■ Data extract:
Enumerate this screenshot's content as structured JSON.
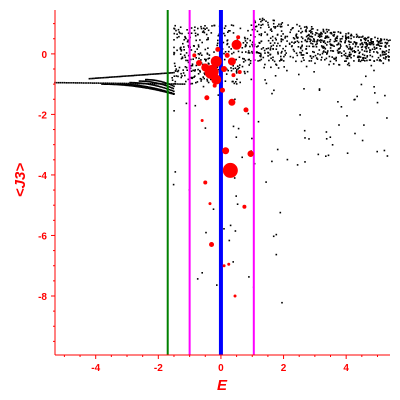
{
  "chart_data": {
    "type": "scatter",
    "title": "",
    "xlabel": "E",
    "ylabel": "<J3>",
    "xlim": [
      -5.3,
      5.4
    ],
    "ylim": [
      -9.95,
      1.45
    ],
    "x_ticks": [
      -4,
      -2,
      0,
      2,
      4
    ],
    "y_ticks": [
      0,
      -2,
      -4,
      -6,
      -8
    ],
    "grid": false,
    "colors": {
      "axis": "#ff0000",
      "small_points": "#000000",
      "large_points": "#ff0000",
      "line_green": "#008000",
      "line_magenta": "#ff00ff",
      "line_blue": "#0000ff"
    },
    "vertical_lines": [
      {
        "x": -1.7,
        "color": "#008000",
        "width": 2
      },
      {
        "x": -1.0,
        "color": "#ff00ff",
        "width": 2
      },
      {
        "x": 0.0,
        "color": "#0000ff",
        "width": 4
      },
      {
        "x": 1.05,
        "color": "#ff00ff",
        "width": 2
      }
    ],
    "large_points": [
      [
        -0.3,
        -0.6,
        7
      ],
      [
        -0.15,
        -0.85,
        5
      ],
      [
        -0.5,
        -0.45,
        4
      ],
      [
        0.35,
        -0.25,
        4
      ],
      [
        0.5,
        0.3,
        5
      ],
      [
        0.1,
        -0.5,
        3
      ],
      [
        -0.7,
        -0.3,
        3
      ],
      [
        0.05,
        -1.2,
        2.5
      ],
      [
        0.35,
        -1.6,
        3.5
      ],
      [
        0.15,
        -3.2,
        3.5
      ],
      [
        0.3,
        -3.85,
        7.5
      ],
      [
        0.95,
        -3.3,
        3.2
      ],
      [
        -0.45,
        -1.45,
        2.5
      ],
      [
        -0.3,
        -6.3,
        2.5
      ],
      [
        -0.5,
        -4.25,
        2
      ],
      [
        0.75,
        -5.05,
        2
      ],
      [
        0.55,
        0.55,
        2
      ],
      [
        -0.1,
        0.15,
        2.5
      ],
      [
        -0.85,
        -0.05,
        2
      ],
      [
        0.2,
        -0.05,
        2.5
      ],
      [
        0.6,
        -0.6,
        2
      ],
      [
        -0.2,
        -1.05,
        2
      ],
      [
        0.1,
        -7.0,
        1.5
      ],
      [
        0.45,
        -8.0,
        1.5
      ],
      [
        -0.6,
        -2.2,
        1.5
      ],
      [
        0.8,
        -1.85,
        2.5
      ],
      [
        -0.35,
        -4.95,
        1.5
      ],
      [
        0.25,
        -6.95,
        1.5
      ],
      [
        -0.15,
        -0.25,
        5.5
      ],
      [
        0.4,
        -0.7,
        2
      ]
    ],
    "small_points_summary": "several thousand small black points: curved bands rising from (-5.3,-0.95) toward (-1.5,-0.3), a dense cloud from E=-1.5 to 5.4 near <J3> between -1 and 1.2, and scattered points descending to <J3>=-9"
  }
}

■ Written task: Without the pictures, write out all of the material exactly.

■ Finished exercise:
Enumerate this screenshot's content as structured JSON.
{
  "chart_data": {
    "type": "scatter",
    "title": "",
    "xlabel": "E",
    "ylabel": "<J3>",
    "xlim": [
      -5.3,
      5.4
    ],
    "ylim": [
      -9.95,
      1.45
    ],
    "x_ticks": [
      -4,
      -2,
      0,
      2,
      4
    ],
    "y_ticks": [
      0,
      -2,
      -4,
      -6,
      -8
    ],
    "grid": false,
    "colors": {
      "axis": "#ff0000",
      "small_points": "#000000",
      "large_points": "#ff0000",
      "line_green": "#008000",
      "line_magenta": "#ff00ff",
      "line_blue": "#0000ff"
    },
    "vertical_lines": [
      {
        "x": -1.7,
        "color": "#008000",
        "width": 2
      },
      {
        "x": -1.0,
        "color": "#ff00ff",
        "width": 2
      },
      {
        "x": 0.0,
        "color": "#0000ff",
        "width": 4
      },
      {
        "x": 1.05,
        "color": "#ff00ff",
        "width": 2
      }
    ],
    "large_points": [
      [
        -0.3,
        -0.6,
        7
      ],
      [
        -0.15,
        -0.85,
        5
      ],
      [
        -0.5,
        -0.45,
        4
      ],
      [
        0.35,
        -0.25,
        4
      ],
      [
        0.5,
        0.3,
        5
      ],
      [
        0.1,
        -0.5,
        3
      ],
      [
        -0.7,
        -0.3,
        3
      ],
      [
        0.05,
        -1.2,
        2.5
      ],
      [
        0.35,
        -1.6,
        3.5
      ],
      [
        0.15,
        -3.2,
        3.5
      ],
      [
        0.3,
        -3.85,
        7.5
      ],
      [
        0.95,
        -3.3,
        3.2
      ],
      [
        -0.45,
        -1.45,
        2.5
      ],
      [
        -0.3,
        -6.3,
        2.5
      ],
      [
        -0.5,
        -4.25,
        2
      ],
      [
        0.75,
        -5.05,
        2
      ],
      [
        0.55,
        0.55,
        2
      ],
      [
        -0.1,
        0.15,
        2.5
      ],
      [
        -0.85,
        -0.05,
        2
      ],
      [
        0.2,
        -0.05,
        2.5
      ],
      [
        0.6,
        -0.6,
        2
      ],
      [
        -0.2,
        -1.05,
        2
      ],
      [
        0.1,
        -7.0,
        1.5
      ],
      [
        0.45,
        -8.0,
        1.5
      ],
      [
        -0.6,
        -2.2,
        1.5
      ],
      [
        0.8,
        -1.85,
        2.5
      ],
      [
        -0.35,
        -4.95,
        1.5
      ],
      [
        0.25,
        -6.95,
        1.5
      ],
      [
        -0.15,
        -0.25,
        5.5
      ],
      [
        0.4,
        -0.7,
        2
      ]
    ],
    "small_points_summary": "several thousand small black points: curved bands rising from (-5.3,-0.95) toward (-1.5,-0.3), a dense cloud from E=-1.5 to 5.4 near <J3> between -1 and 1.2, and scattered points descending to <J3>=-9"
  }
}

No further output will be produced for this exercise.